#### [EXERCISE TASK]
Search the listing below for the string "situation" and copy every line where it occurs.

--- START OF RECORD EXCERPTS ---

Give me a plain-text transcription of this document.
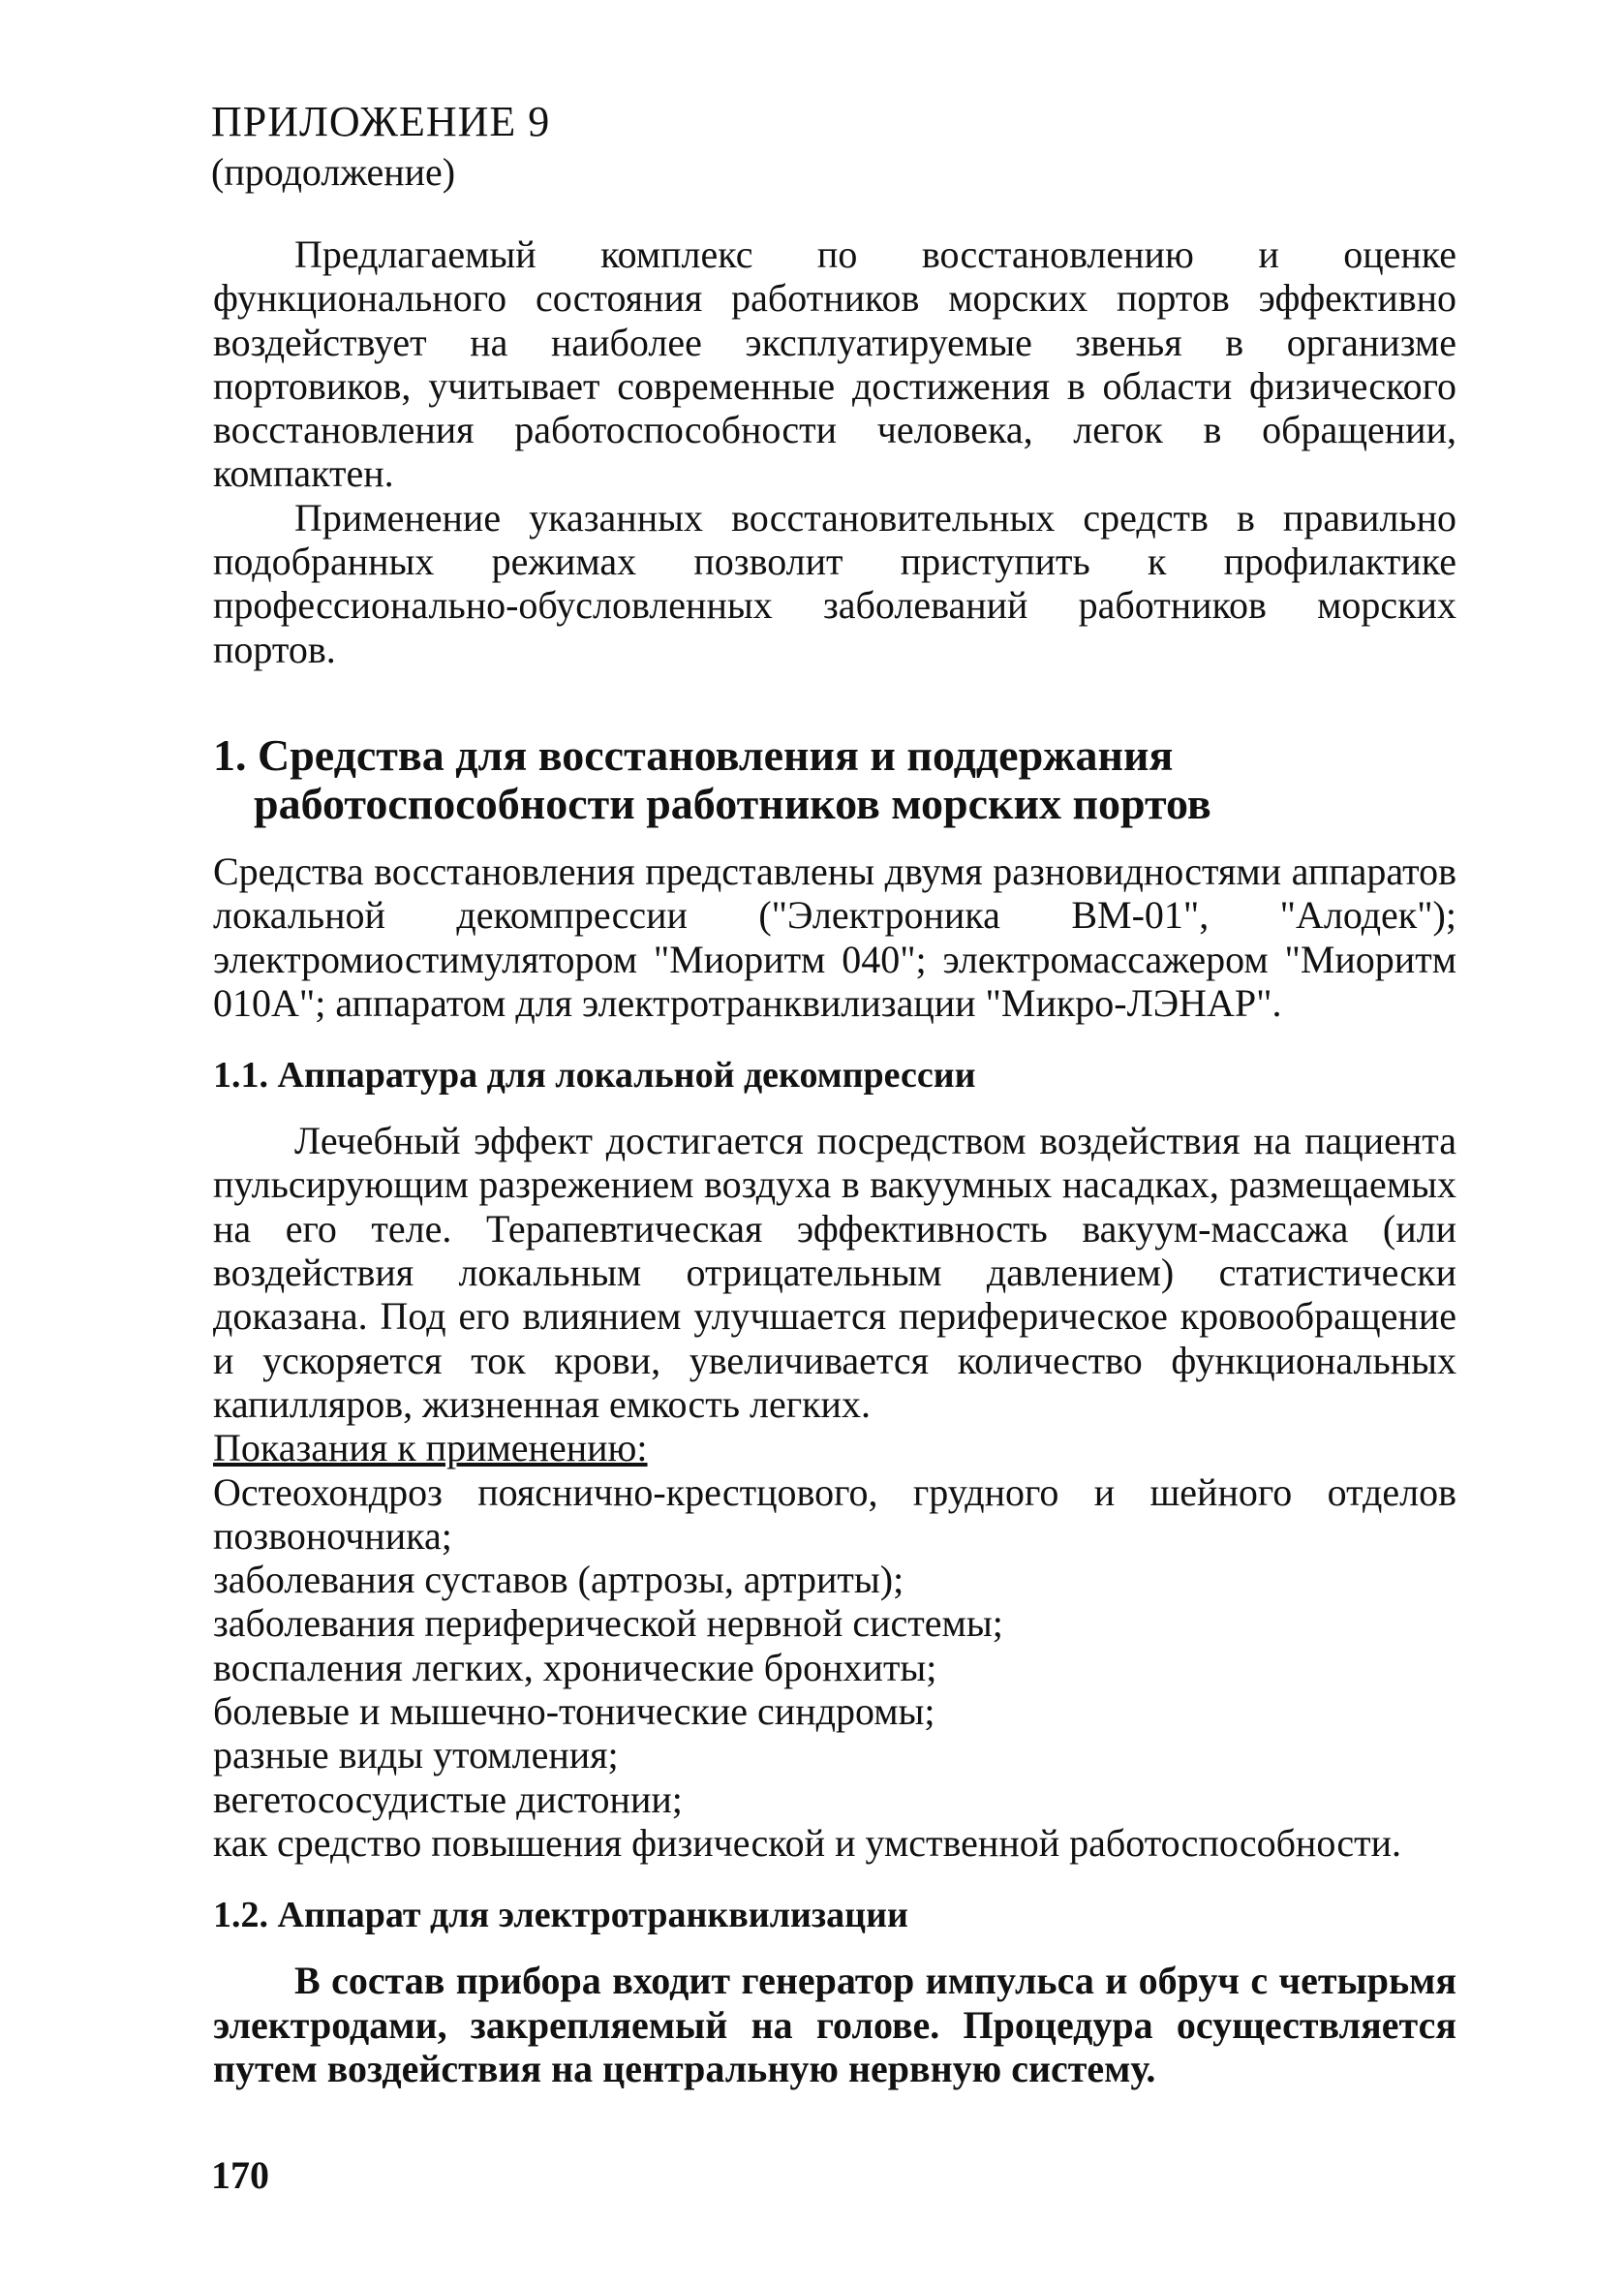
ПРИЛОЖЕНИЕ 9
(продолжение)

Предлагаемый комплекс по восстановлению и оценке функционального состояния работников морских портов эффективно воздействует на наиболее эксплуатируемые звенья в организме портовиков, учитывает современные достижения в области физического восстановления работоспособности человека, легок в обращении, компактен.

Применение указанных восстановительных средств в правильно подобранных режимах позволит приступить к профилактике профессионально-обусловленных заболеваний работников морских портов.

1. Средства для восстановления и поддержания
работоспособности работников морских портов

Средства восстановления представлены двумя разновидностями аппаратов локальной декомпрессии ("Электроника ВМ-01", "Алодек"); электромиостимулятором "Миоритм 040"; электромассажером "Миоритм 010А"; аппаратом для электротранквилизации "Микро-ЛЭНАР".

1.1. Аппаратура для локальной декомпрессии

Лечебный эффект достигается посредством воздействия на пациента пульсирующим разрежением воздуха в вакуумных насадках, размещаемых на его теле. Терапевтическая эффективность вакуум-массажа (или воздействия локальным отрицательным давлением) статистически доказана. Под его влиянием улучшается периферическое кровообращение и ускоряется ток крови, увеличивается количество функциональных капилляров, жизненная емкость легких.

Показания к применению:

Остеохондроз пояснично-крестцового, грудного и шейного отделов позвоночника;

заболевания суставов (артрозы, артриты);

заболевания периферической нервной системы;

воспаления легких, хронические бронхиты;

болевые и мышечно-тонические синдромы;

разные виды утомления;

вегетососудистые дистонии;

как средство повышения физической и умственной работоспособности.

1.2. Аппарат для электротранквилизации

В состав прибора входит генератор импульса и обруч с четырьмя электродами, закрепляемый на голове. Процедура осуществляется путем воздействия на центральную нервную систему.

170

--- END OF RECORD EXCERPTS ---
--- START OF RECORD EXCERPTS ---

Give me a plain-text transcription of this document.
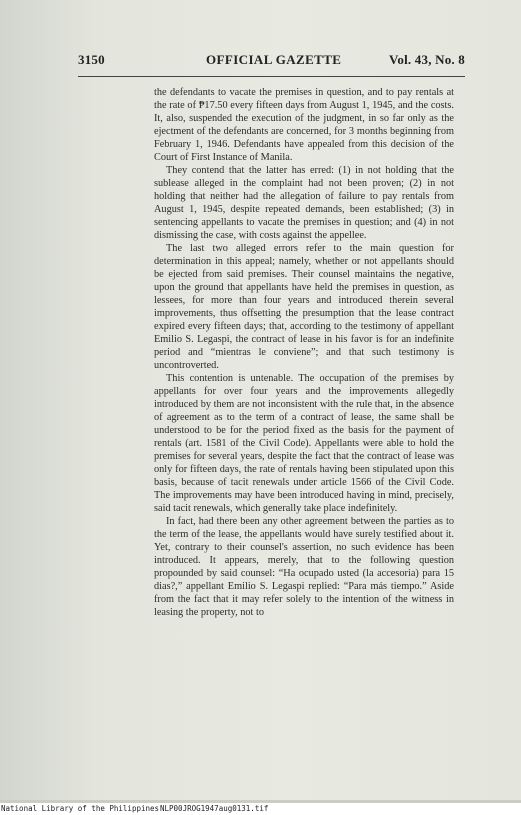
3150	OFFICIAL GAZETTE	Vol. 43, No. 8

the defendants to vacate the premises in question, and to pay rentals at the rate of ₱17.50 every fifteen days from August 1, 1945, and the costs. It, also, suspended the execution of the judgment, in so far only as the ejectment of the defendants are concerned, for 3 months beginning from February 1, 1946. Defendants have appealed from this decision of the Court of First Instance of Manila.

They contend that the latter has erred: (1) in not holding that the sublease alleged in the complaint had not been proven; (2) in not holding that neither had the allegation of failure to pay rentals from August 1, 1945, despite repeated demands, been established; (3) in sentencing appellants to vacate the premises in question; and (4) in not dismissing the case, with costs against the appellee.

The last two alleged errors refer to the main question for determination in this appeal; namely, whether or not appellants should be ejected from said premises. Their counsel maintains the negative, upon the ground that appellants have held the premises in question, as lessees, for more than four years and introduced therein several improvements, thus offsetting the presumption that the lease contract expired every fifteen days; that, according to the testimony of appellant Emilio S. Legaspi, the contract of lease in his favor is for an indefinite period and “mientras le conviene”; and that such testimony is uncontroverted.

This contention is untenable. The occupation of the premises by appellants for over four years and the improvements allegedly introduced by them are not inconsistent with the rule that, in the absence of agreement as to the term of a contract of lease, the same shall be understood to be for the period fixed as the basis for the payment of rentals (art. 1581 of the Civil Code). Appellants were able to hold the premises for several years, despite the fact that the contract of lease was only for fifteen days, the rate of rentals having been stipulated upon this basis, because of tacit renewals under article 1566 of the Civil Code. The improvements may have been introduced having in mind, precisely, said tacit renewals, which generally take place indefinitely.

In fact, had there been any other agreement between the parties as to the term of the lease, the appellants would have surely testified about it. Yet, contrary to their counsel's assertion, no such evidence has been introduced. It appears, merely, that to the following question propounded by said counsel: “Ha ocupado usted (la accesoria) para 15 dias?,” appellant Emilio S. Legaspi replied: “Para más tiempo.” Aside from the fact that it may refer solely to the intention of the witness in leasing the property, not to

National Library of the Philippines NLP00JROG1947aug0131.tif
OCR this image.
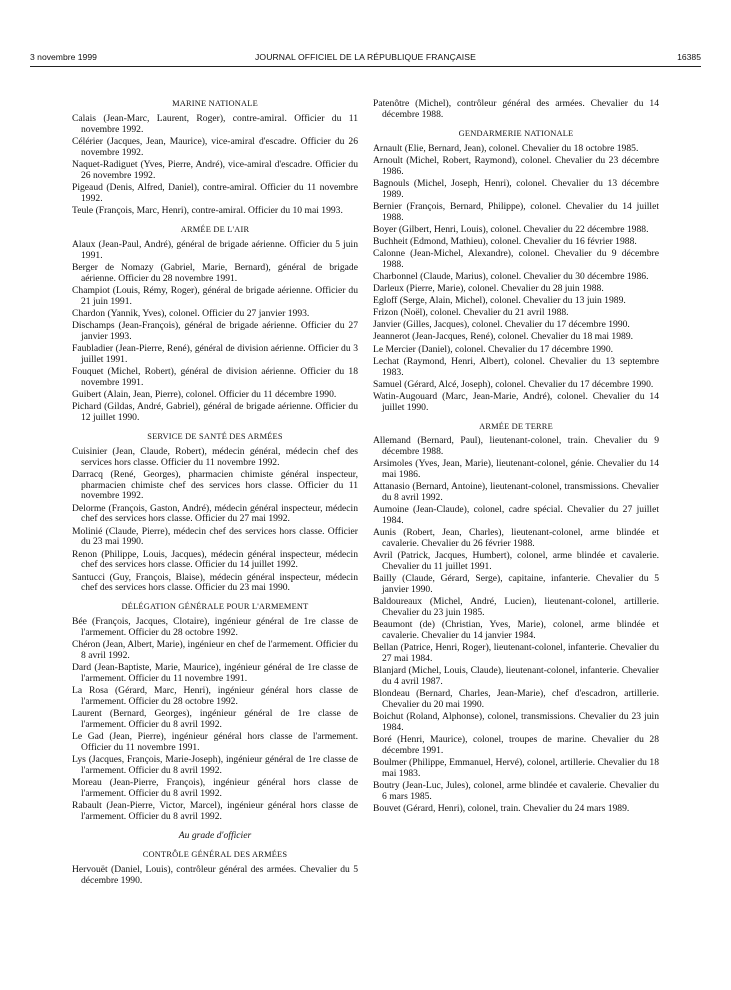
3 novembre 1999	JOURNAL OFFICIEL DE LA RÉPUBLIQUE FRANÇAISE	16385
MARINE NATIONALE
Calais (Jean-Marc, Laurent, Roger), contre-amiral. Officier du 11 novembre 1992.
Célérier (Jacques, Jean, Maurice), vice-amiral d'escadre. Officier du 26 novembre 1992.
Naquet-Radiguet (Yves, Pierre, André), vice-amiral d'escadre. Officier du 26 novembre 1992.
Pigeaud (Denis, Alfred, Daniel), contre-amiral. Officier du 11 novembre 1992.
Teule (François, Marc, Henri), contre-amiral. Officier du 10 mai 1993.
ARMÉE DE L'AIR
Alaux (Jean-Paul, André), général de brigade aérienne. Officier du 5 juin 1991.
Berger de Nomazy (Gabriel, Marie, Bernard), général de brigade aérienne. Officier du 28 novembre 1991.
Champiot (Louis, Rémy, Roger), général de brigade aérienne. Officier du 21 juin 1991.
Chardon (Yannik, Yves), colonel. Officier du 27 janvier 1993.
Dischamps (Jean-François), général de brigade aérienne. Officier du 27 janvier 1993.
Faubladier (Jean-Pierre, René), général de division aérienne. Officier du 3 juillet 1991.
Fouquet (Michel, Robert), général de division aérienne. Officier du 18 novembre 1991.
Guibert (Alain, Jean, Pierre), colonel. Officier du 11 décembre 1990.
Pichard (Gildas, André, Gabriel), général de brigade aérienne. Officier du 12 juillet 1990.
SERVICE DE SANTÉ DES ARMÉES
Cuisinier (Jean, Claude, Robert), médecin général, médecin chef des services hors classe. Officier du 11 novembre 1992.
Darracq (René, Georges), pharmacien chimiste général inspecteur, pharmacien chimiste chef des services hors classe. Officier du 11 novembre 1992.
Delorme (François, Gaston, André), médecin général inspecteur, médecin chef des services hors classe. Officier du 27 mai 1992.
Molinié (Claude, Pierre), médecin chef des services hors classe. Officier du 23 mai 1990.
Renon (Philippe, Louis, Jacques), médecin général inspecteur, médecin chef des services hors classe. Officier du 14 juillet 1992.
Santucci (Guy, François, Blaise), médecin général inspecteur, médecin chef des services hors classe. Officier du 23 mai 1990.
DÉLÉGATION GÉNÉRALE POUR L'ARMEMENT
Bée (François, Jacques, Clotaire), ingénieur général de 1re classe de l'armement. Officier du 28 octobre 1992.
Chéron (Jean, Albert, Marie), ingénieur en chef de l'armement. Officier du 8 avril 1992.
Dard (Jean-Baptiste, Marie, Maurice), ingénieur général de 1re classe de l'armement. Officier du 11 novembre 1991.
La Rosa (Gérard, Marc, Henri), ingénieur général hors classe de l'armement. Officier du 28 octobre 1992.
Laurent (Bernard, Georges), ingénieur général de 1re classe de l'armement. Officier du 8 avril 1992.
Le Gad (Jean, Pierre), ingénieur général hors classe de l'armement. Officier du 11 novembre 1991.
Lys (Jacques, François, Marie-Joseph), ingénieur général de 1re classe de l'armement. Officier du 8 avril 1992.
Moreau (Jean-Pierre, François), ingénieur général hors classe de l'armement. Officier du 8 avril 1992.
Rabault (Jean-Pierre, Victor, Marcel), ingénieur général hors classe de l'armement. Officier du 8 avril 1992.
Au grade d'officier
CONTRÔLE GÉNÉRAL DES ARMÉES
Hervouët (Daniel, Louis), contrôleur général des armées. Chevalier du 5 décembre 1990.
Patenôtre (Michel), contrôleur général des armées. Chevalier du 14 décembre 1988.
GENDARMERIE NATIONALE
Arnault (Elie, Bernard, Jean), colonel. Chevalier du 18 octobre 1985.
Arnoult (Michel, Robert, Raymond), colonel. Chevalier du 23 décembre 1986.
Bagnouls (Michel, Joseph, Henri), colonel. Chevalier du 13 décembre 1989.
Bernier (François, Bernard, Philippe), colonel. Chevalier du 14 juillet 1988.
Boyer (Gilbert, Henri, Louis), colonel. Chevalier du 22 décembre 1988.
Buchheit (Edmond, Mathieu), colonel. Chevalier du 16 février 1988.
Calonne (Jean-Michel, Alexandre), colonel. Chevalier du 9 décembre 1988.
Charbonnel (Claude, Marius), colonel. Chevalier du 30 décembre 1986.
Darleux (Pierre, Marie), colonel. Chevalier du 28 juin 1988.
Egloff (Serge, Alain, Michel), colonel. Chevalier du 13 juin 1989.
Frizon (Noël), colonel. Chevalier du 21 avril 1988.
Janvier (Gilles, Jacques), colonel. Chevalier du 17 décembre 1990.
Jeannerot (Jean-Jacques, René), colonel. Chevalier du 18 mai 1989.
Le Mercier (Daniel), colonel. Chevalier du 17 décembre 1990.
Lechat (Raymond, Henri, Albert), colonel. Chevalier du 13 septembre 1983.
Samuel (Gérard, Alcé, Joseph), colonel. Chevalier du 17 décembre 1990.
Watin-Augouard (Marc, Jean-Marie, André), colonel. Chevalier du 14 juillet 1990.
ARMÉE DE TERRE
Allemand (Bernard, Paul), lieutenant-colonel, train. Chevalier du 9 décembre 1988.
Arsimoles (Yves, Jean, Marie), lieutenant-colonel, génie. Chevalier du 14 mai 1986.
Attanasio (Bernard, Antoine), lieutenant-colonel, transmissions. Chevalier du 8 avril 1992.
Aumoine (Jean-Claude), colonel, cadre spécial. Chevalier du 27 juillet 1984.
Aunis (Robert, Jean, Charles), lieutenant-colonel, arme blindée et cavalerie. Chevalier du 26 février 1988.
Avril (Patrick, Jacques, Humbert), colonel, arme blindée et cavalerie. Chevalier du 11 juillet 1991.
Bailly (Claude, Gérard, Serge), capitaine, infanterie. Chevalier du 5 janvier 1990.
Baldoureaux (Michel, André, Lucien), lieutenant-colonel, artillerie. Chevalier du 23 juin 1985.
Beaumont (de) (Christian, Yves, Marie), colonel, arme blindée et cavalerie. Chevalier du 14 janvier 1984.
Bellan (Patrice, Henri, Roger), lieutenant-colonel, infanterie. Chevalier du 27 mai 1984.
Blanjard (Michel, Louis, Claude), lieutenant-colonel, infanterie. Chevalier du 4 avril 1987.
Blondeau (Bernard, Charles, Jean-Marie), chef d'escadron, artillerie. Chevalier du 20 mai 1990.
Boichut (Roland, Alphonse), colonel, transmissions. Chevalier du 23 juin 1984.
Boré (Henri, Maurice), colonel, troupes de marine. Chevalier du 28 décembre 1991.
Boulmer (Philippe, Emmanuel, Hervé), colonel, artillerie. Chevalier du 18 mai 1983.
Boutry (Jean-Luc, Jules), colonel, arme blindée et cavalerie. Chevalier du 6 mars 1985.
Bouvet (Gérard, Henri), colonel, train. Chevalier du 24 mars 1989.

--- END OF RECORD EXCERPTS ---
--- START OF RECORD EXCERPTS ---

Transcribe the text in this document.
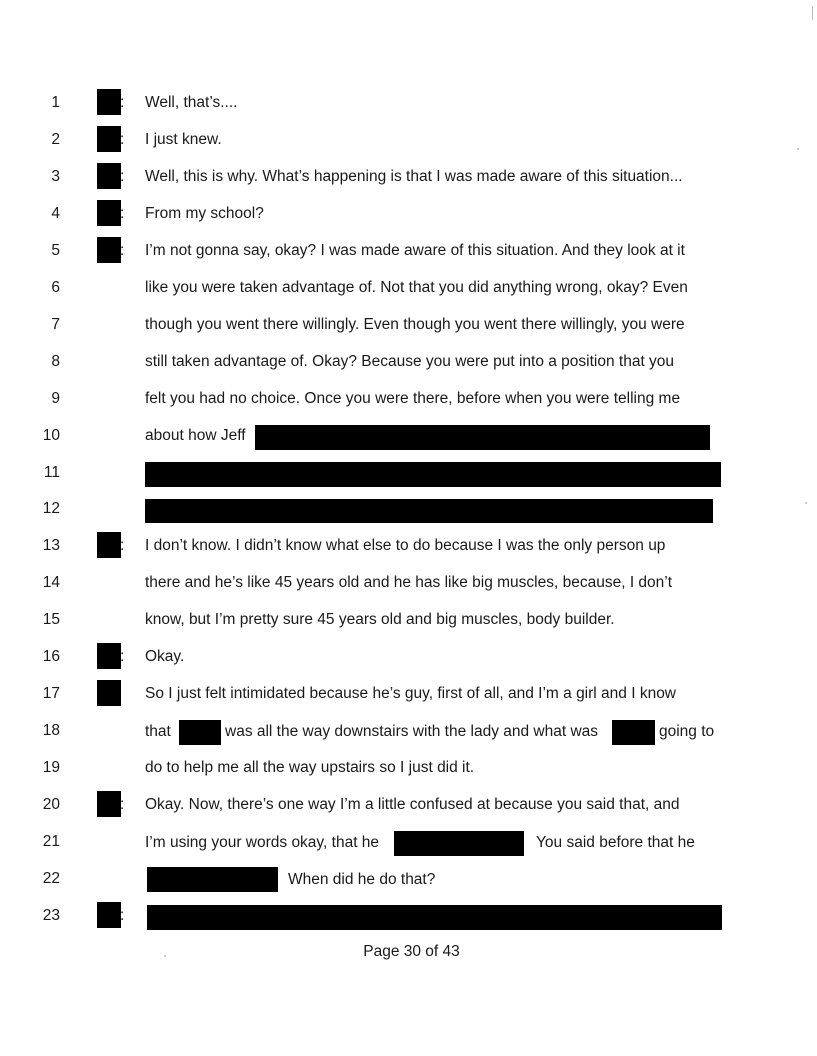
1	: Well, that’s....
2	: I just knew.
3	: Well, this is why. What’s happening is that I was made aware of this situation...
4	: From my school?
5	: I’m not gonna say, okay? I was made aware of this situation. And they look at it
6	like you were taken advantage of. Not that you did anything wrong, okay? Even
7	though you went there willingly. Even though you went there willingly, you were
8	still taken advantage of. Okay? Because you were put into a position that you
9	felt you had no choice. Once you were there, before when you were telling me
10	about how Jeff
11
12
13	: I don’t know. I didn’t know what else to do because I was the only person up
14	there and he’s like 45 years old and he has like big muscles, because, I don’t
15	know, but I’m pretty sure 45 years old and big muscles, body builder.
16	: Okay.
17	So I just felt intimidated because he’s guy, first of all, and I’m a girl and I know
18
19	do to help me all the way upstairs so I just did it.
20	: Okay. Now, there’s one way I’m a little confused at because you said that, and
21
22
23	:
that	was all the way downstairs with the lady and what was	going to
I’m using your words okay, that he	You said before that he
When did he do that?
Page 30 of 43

--- END OF RECORD EXCERPTS ---

#### [SOLUTION FOR THIS PROBLEM]
3	: Well, this is why. What’s happening is that I was made aware of this situation...
5	: I’m not gonna say, okay? I was made aware of this situation. And they look at it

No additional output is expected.